• **Goal**
Lay out everything from the first line of the entries down to the line containing "insider-volume-bar [265, 466, 267, 485]", both ends included, as a Markdown table with two columns, No. and Entry Text, one row per line and blank lines left out.
== Extracted data
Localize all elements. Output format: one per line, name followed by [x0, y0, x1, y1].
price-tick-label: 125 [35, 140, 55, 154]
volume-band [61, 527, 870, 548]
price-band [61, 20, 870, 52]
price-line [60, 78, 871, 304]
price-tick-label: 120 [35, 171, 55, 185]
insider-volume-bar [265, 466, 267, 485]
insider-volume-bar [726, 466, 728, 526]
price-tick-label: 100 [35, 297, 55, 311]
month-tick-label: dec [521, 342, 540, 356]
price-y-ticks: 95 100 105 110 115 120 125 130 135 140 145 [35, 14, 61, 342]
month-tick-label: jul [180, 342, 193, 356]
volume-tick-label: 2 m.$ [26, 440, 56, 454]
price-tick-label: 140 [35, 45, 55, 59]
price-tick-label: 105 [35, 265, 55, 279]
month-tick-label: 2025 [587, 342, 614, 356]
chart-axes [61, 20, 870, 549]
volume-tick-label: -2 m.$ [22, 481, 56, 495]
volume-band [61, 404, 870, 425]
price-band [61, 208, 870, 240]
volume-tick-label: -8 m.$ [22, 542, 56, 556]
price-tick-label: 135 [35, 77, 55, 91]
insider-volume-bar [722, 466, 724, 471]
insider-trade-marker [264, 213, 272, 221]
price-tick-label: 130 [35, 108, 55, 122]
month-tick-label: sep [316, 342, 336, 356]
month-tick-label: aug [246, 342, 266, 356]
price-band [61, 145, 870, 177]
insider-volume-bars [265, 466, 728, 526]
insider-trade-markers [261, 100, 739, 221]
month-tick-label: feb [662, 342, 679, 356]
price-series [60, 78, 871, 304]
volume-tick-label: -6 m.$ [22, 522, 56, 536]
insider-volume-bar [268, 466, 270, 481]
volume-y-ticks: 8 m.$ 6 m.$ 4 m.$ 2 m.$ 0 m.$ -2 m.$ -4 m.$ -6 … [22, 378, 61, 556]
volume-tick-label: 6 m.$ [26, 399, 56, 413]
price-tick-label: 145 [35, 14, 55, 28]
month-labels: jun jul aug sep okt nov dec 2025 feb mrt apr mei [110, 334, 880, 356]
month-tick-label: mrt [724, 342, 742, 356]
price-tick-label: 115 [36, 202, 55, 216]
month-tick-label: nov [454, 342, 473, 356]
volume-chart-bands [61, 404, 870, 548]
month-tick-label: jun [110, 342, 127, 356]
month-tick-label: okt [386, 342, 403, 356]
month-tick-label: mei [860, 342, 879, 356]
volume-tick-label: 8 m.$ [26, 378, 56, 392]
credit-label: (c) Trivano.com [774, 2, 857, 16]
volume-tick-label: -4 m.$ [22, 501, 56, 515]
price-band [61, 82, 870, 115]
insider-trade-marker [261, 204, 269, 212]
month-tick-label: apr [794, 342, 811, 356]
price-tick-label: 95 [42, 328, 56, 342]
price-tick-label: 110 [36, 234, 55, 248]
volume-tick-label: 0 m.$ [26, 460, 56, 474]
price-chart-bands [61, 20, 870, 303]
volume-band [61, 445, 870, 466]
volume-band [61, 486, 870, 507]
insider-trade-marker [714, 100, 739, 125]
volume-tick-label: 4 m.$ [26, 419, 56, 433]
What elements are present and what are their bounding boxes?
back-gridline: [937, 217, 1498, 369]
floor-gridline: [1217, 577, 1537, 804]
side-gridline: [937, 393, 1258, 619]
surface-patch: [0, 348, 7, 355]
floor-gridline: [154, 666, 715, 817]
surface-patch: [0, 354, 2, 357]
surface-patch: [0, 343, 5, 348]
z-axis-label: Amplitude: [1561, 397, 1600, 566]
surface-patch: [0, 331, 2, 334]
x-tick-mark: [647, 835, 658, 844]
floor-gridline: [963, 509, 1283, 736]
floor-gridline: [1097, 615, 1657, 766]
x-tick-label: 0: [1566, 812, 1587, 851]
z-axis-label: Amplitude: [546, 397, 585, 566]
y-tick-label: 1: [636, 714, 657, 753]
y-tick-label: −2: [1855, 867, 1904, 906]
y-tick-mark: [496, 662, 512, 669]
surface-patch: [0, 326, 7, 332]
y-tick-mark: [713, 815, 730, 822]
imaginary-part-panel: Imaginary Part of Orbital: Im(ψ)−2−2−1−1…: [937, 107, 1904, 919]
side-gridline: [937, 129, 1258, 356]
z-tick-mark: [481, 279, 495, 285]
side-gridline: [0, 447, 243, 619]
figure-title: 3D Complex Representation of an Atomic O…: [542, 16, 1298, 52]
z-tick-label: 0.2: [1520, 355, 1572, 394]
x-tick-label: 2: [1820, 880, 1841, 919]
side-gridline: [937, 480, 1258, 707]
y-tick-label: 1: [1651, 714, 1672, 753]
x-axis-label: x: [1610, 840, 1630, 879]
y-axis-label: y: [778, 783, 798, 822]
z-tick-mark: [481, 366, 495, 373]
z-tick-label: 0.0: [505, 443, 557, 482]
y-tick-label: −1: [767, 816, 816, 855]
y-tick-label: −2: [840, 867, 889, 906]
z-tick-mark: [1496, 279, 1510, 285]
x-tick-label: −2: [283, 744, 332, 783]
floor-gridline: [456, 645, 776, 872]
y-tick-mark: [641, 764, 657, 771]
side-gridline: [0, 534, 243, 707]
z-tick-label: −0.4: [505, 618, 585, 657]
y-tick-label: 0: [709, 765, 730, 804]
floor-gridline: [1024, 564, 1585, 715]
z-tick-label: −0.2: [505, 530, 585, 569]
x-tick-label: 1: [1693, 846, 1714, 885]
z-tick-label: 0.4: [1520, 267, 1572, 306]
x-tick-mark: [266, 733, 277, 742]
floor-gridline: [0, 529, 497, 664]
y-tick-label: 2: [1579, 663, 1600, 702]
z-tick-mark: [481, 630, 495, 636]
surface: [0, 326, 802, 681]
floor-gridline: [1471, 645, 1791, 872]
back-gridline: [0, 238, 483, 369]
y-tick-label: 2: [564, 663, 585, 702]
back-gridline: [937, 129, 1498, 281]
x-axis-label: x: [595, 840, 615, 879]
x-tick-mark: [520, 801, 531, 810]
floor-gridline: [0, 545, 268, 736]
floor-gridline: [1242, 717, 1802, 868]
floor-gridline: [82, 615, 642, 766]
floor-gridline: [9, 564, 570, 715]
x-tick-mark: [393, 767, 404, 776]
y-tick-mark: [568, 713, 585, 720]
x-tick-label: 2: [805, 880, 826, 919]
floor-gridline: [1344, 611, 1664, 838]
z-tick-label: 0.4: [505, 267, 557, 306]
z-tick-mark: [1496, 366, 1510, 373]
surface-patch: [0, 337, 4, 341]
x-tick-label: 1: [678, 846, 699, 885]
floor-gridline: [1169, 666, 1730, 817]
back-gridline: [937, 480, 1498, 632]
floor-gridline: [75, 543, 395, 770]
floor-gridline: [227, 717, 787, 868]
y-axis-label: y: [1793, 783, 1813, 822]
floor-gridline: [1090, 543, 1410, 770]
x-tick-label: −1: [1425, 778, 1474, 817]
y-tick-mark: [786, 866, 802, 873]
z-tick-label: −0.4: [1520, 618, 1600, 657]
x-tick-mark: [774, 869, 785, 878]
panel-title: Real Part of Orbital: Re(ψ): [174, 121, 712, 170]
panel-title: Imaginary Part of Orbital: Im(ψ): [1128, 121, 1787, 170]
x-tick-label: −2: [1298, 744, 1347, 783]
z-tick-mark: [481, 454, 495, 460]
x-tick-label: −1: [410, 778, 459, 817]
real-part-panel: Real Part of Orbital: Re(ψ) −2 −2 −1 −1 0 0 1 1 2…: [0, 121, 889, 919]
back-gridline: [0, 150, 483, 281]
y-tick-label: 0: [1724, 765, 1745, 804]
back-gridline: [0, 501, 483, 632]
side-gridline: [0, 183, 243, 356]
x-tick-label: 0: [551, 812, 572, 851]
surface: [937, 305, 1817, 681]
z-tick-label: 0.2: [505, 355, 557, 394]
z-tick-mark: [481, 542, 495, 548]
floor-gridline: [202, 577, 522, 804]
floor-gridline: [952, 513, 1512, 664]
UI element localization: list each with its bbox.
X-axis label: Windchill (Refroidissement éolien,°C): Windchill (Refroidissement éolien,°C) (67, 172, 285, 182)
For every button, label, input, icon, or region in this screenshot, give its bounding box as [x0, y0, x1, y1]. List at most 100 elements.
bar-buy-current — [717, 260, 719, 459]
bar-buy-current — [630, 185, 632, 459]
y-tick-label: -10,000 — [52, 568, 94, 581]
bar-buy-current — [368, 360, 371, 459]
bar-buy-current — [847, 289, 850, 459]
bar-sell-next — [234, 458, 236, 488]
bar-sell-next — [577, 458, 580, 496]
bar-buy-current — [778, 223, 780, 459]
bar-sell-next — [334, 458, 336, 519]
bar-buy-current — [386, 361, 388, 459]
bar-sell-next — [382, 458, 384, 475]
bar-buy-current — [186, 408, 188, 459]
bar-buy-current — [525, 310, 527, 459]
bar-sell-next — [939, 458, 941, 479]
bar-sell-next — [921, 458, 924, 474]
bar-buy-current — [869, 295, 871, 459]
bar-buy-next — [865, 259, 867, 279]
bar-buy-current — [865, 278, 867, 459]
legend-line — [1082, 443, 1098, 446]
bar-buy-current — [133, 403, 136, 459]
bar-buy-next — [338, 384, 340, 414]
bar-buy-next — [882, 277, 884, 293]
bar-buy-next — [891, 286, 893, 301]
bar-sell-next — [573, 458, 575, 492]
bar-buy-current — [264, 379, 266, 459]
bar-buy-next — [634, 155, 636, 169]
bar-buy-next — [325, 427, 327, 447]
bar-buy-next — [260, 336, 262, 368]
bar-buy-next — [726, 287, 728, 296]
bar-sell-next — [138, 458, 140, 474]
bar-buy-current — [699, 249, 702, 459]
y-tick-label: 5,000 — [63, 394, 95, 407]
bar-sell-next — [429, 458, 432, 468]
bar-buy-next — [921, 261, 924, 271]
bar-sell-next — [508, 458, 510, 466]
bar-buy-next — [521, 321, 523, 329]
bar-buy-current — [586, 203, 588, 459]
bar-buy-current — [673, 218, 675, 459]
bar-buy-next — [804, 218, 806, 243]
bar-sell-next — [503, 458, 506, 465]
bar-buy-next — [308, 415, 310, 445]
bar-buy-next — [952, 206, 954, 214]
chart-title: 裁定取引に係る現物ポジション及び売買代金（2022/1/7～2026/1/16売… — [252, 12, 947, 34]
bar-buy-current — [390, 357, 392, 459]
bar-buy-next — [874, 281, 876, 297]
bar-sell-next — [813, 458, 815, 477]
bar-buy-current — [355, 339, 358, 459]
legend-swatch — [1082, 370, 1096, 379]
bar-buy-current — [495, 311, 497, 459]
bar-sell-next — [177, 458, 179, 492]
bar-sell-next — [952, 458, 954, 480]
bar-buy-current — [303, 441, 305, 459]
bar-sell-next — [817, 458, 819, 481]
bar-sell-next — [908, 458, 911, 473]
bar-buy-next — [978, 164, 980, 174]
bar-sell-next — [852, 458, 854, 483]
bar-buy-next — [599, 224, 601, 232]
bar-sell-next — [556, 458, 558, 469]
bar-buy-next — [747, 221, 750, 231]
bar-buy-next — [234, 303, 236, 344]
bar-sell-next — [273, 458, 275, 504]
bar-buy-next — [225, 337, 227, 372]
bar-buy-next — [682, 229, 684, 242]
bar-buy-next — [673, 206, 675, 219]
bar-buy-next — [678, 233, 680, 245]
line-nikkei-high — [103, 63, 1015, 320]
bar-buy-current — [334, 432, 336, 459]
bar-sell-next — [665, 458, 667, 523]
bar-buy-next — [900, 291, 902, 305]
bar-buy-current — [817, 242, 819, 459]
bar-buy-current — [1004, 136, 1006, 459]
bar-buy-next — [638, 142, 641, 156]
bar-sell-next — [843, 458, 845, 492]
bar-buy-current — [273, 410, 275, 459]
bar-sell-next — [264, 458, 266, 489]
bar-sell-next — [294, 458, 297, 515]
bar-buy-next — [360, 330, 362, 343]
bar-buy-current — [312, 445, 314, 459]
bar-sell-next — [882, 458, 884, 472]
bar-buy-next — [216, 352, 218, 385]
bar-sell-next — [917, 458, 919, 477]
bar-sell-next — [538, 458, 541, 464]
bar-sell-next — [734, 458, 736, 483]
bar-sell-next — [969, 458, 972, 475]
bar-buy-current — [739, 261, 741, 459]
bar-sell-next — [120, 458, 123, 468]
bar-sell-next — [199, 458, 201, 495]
====
• **Result for this exercise**
| No. | Entry Text |
|---|---|
| 1 | Localize all elements. Output format: one per line, name followed by [x0, y0, x1, y1]. |
| 2 | price-tick-label: 125 [35, 140, 55, 154] |
| 3 | volume-band [61, 527, 870, 548] |
| 4 | price-band [61, 20, 870, 52] |
| 5 | price-line [60, 78, 871, 304] |
| 6 | price-tick-label: 120 [35, 171, 55, 185] |
| 7 | insider-volume-bar [265, 466, 267, 485] |